* SET PROBLEM *
Search the listing below for the string "Dear" and copy every line where it occurs.

* PROVIDED INFORMATION *
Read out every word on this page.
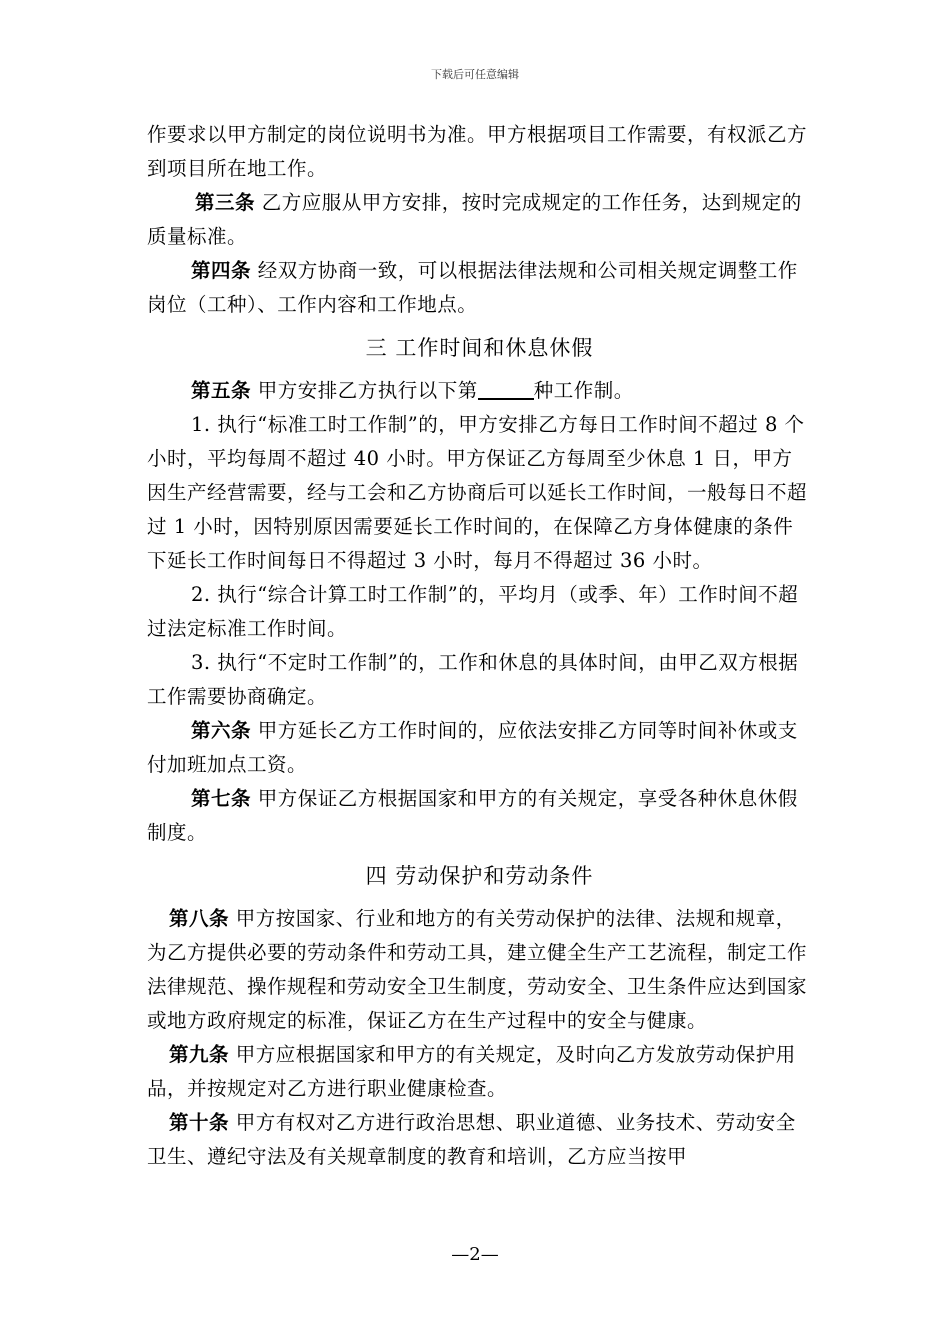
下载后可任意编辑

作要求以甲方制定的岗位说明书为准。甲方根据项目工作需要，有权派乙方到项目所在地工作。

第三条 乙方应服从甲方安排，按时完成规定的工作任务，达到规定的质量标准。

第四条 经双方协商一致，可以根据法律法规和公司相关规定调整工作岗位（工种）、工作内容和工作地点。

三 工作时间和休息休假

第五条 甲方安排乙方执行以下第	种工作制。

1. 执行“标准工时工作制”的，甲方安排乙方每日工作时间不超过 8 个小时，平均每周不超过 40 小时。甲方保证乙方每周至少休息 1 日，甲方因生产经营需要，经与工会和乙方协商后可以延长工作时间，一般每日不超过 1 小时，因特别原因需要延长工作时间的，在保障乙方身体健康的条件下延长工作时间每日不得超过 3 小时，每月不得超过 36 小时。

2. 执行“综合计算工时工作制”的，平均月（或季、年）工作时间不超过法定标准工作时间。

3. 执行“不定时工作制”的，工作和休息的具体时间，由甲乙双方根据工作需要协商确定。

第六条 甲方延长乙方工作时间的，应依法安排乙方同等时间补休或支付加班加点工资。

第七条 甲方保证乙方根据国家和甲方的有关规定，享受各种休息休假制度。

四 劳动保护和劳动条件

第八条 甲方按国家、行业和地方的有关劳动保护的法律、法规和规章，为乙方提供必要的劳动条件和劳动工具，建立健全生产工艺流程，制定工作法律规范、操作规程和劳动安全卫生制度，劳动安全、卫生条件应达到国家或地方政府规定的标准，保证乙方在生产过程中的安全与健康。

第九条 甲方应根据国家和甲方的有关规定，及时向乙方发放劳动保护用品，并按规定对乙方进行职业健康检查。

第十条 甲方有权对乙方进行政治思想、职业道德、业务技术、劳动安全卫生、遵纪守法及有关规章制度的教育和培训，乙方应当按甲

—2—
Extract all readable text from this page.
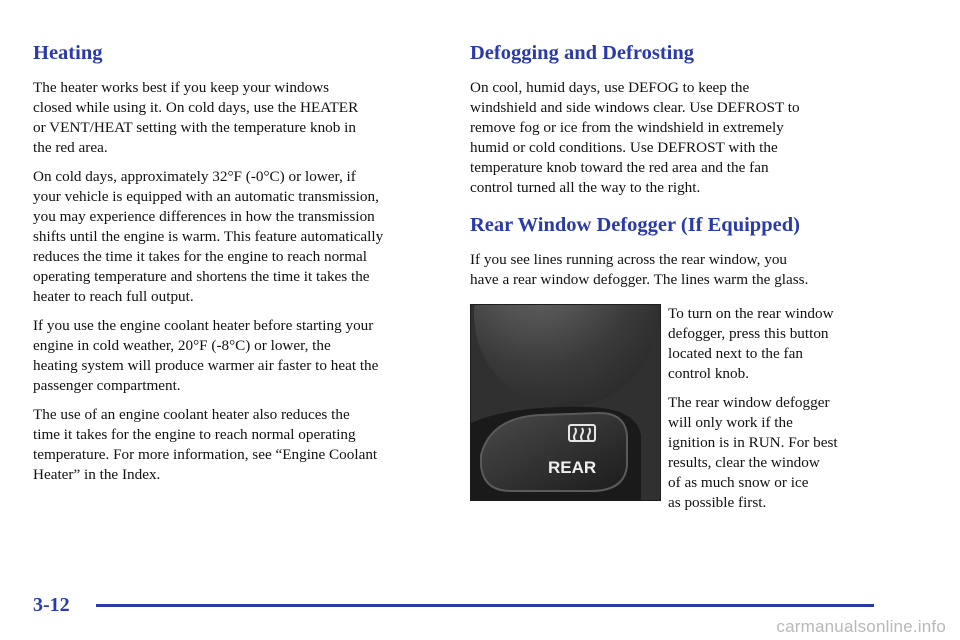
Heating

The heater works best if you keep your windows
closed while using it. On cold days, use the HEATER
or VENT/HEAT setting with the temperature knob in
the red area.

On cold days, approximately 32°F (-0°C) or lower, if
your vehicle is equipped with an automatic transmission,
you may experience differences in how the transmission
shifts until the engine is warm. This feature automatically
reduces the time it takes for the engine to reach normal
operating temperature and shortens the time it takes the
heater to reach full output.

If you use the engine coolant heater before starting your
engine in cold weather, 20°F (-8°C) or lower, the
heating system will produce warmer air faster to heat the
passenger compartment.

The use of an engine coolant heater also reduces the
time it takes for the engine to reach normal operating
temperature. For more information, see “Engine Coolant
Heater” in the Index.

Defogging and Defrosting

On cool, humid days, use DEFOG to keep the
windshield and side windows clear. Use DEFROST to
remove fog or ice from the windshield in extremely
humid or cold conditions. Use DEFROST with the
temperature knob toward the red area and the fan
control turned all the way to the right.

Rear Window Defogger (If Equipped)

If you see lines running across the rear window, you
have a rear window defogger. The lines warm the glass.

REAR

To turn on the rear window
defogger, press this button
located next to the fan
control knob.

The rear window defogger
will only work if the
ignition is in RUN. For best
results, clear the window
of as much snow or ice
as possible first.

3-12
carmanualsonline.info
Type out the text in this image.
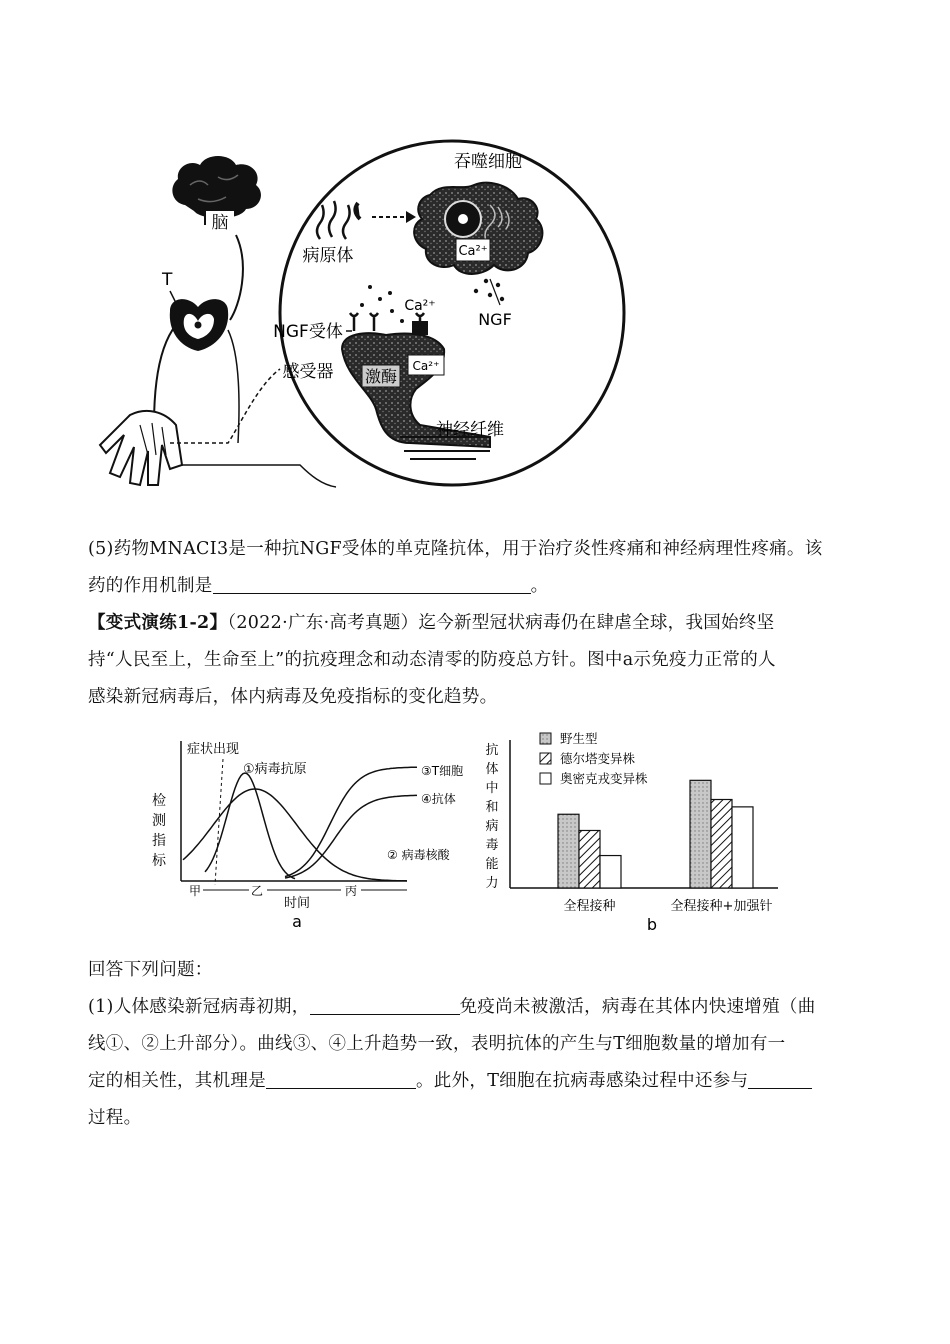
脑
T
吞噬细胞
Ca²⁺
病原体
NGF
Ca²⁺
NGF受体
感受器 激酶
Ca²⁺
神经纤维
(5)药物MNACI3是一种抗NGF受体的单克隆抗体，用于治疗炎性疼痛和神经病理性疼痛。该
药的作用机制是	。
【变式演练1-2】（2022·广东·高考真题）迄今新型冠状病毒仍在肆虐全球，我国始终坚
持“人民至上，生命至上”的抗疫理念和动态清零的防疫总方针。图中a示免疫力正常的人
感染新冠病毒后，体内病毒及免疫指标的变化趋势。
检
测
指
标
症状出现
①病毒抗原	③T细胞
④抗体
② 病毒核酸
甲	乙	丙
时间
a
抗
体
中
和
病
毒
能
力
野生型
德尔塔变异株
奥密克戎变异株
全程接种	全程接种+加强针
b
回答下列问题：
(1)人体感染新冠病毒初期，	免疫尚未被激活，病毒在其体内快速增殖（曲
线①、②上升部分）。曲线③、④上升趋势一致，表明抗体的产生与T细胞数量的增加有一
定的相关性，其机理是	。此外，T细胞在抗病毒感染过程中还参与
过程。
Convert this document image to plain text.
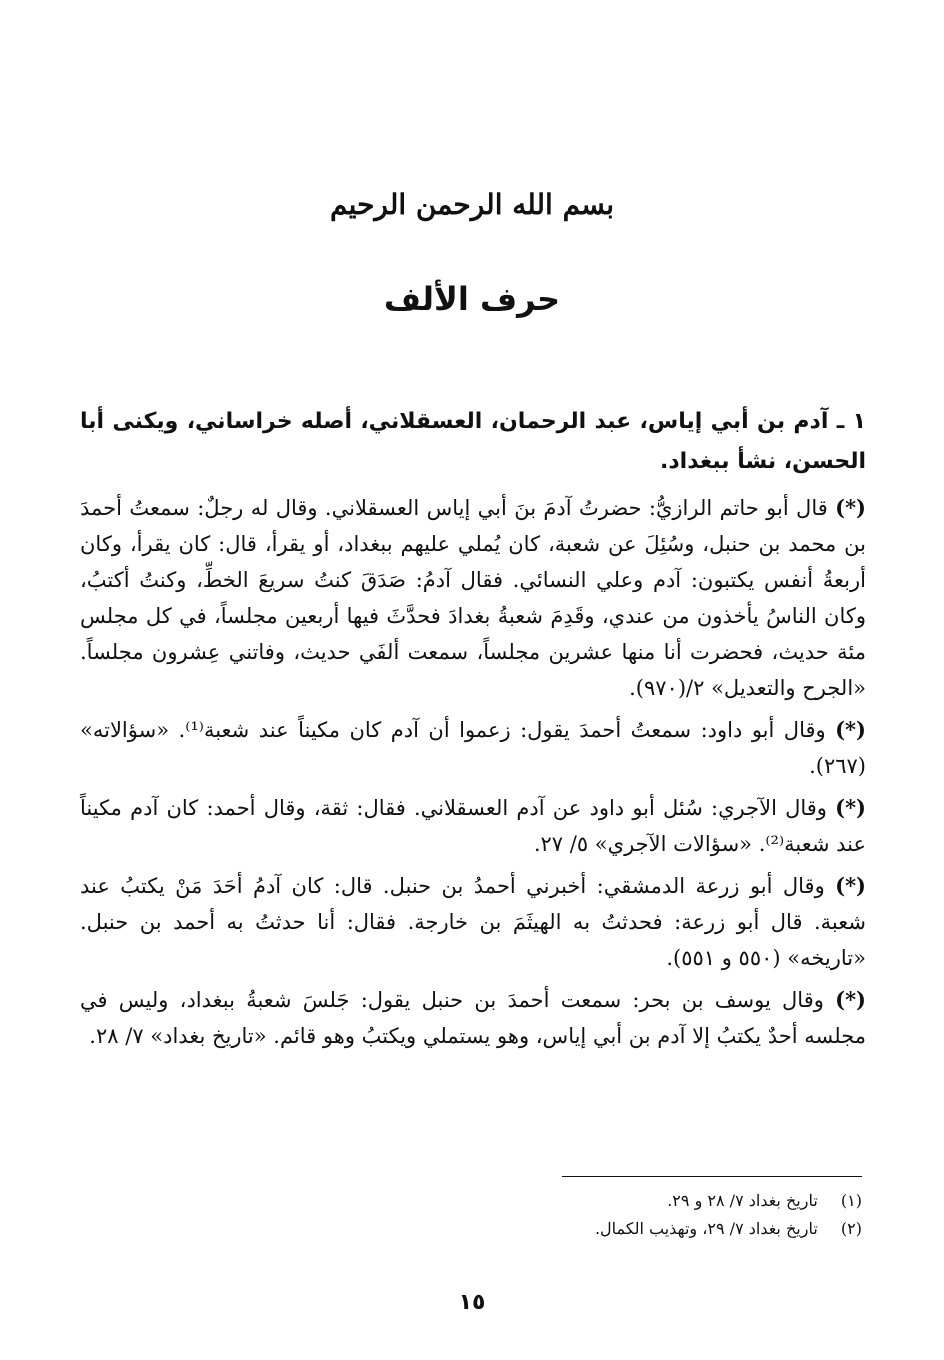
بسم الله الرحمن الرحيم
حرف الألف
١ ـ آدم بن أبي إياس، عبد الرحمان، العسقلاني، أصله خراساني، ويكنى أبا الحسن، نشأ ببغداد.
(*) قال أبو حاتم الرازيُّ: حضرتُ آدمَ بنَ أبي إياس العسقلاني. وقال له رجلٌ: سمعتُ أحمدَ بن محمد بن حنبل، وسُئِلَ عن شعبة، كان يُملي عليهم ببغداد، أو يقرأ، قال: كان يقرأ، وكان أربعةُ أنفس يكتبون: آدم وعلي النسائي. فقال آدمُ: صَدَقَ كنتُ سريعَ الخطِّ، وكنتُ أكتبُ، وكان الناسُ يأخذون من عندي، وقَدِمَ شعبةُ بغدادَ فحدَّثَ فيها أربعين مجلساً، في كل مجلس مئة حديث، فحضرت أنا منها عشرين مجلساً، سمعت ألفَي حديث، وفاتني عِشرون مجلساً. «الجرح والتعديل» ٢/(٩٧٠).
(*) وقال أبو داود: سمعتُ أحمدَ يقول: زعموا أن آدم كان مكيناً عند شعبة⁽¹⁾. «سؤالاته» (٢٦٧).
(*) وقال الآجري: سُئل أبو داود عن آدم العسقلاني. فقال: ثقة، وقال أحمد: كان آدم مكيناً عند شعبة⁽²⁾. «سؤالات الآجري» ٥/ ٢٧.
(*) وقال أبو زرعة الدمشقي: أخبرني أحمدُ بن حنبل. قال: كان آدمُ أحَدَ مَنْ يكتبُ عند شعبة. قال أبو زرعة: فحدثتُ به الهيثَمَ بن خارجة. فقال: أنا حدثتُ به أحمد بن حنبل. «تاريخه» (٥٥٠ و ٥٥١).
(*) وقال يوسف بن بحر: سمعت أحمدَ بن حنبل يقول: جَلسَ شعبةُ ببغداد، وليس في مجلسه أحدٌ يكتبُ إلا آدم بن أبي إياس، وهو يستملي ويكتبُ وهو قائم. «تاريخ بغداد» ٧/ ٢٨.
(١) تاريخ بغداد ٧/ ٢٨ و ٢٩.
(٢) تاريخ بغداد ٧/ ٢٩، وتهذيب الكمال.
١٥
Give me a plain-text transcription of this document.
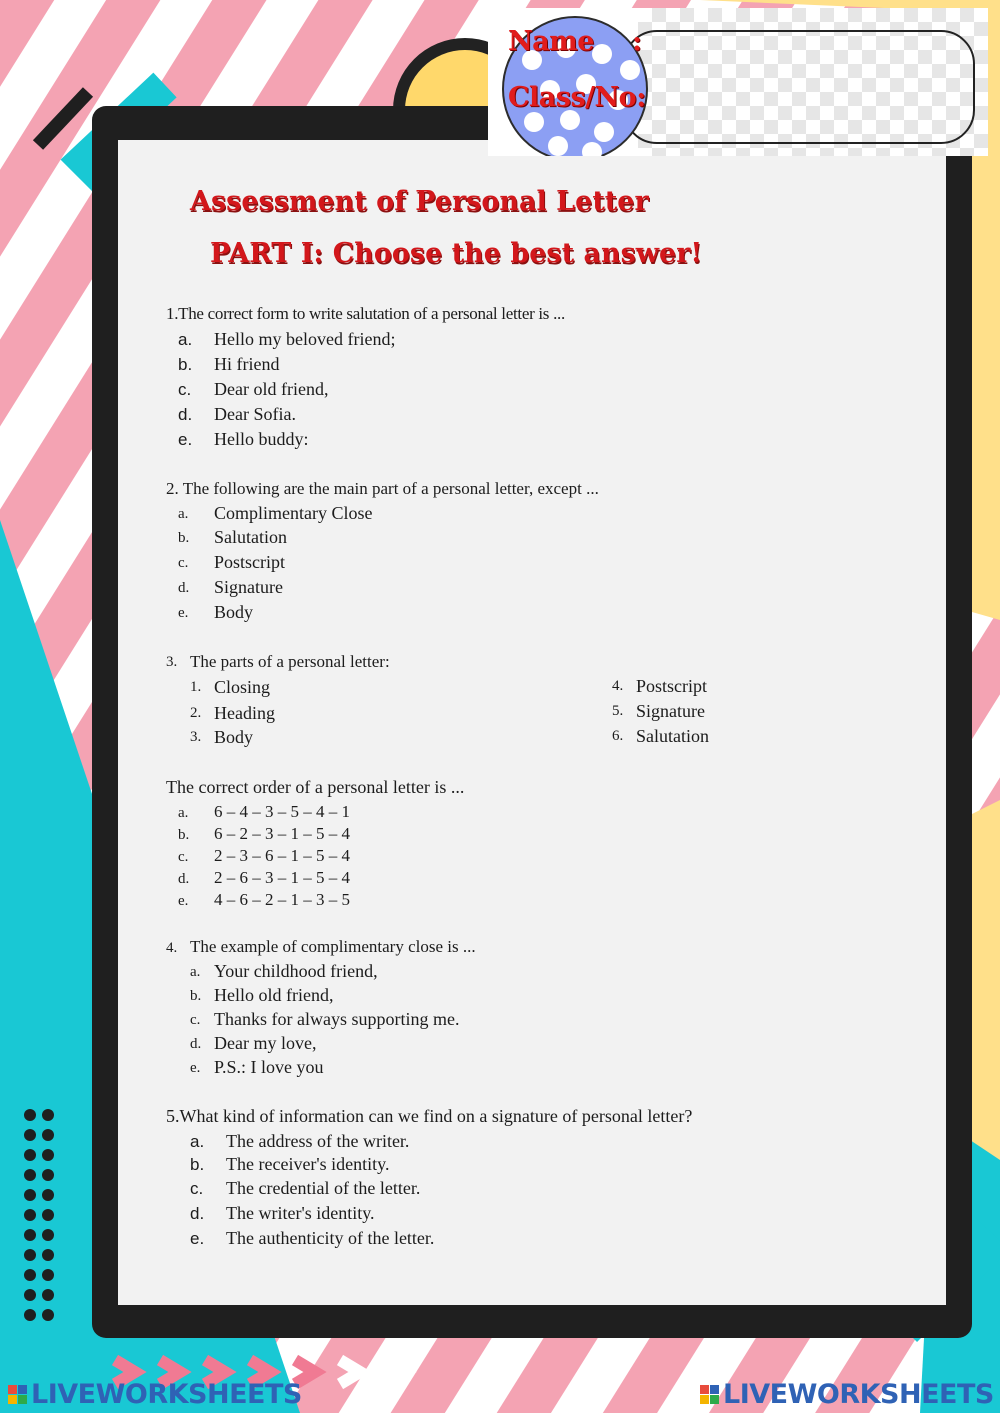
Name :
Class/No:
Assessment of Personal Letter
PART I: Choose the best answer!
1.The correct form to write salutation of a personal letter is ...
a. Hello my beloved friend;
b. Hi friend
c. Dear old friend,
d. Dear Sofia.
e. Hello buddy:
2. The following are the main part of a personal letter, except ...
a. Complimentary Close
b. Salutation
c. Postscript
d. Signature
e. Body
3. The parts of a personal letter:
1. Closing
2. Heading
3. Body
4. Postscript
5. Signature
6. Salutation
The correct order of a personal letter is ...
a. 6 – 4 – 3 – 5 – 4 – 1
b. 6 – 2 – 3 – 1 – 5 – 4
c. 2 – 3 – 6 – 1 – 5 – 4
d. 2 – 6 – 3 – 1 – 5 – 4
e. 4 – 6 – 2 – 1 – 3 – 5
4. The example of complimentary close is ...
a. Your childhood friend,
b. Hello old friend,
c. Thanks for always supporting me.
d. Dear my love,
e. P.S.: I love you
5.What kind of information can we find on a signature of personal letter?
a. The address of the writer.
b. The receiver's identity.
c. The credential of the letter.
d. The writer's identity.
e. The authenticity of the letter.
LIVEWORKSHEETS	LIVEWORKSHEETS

* FINAL ANSWER *
c. Dear old friend,
d. Dear Sofia.
d. Dear my love,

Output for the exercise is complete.